◆ INSTRUCTION
Repeat the listing word for word. No pictures belong in the copy.

------ EXTRACTED ENTRIES ------

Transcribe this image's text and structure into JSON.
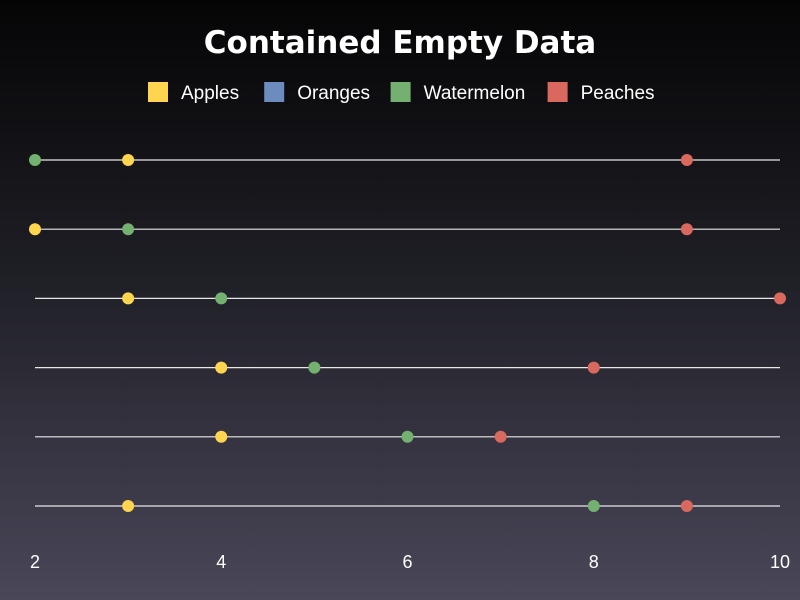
{
  "chart_data": {
    "type": "scatter",
    "title": "Contained Empty Data",
    "xlabel": "",
    "ylabel": "",
    "xlim": [
      2,
      10
    ],
    "x_ticks": [
      2,
      4,
      6,
      8,
      10
    ],
    "legend_position": "top",
    "grid": false,
    "rows": 6,
    "series": [
      {
        "name": "Apples",
        "color": "#ffd54f",
        "values": [
          3,
          2,
          3,
          4,
          4,
          3
        ]
      },
      {
        "name": "Oranges",
        "color": "#6b8cbc",
        "values": [
          null,
          null,
          null,
          null,
          null,
          null
        ]
      },
      {
        "name": "Watermelon",
        "color": "#74b06f",
        "values": [
          2,
          3,
          4,
          5,
          6,
          8
        ]
      },
      {
        "name": "Peaches",
        "color": "#d9685e",
        "values": [
          9,
          9,
          10,
          8,
          7,
          9
        ]
      }
    ]
  }
}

------

◆ REPLY TO THE TASK
Transcribe this image's text and structure into JSON.
{
  "chart_data": {
    "type": "scatter",
    "title": "Contained Empty Data",
    "xlabel": "",
    "ylabel": "",
    "xlim": [
      2,
      10
    ],
    "x_ticks": [
      2,
      4,
      6,
      8,
      10
    ],
    "legend_position": "top",
    "grid": false,
    "rows": 6,
    "series": [
      {
        "name": "Apples",
        "color": "#ffd54f",
        "values": [
          3,
          2,
          3,
          4,
          4,
          3
        ]
      },
      {
        "name": "Oranges",
        "color": "#6b8cbc",
        "values": [
          null,
          null,
          null,
          null,
          null,
          null
        ]
      },
      {
        "name": "Watermelon",
        "color": "#74b06f",
        "values": [
          2,
          3,
          4,
          5,
          6,
          8
        ]
      },
      {
        "name": "Peaches",
        "color": "#d9685e",
        "values": [
          9,
          9,
          10,
          8,
          7,
          9
        ]
      }
    ]
  }
}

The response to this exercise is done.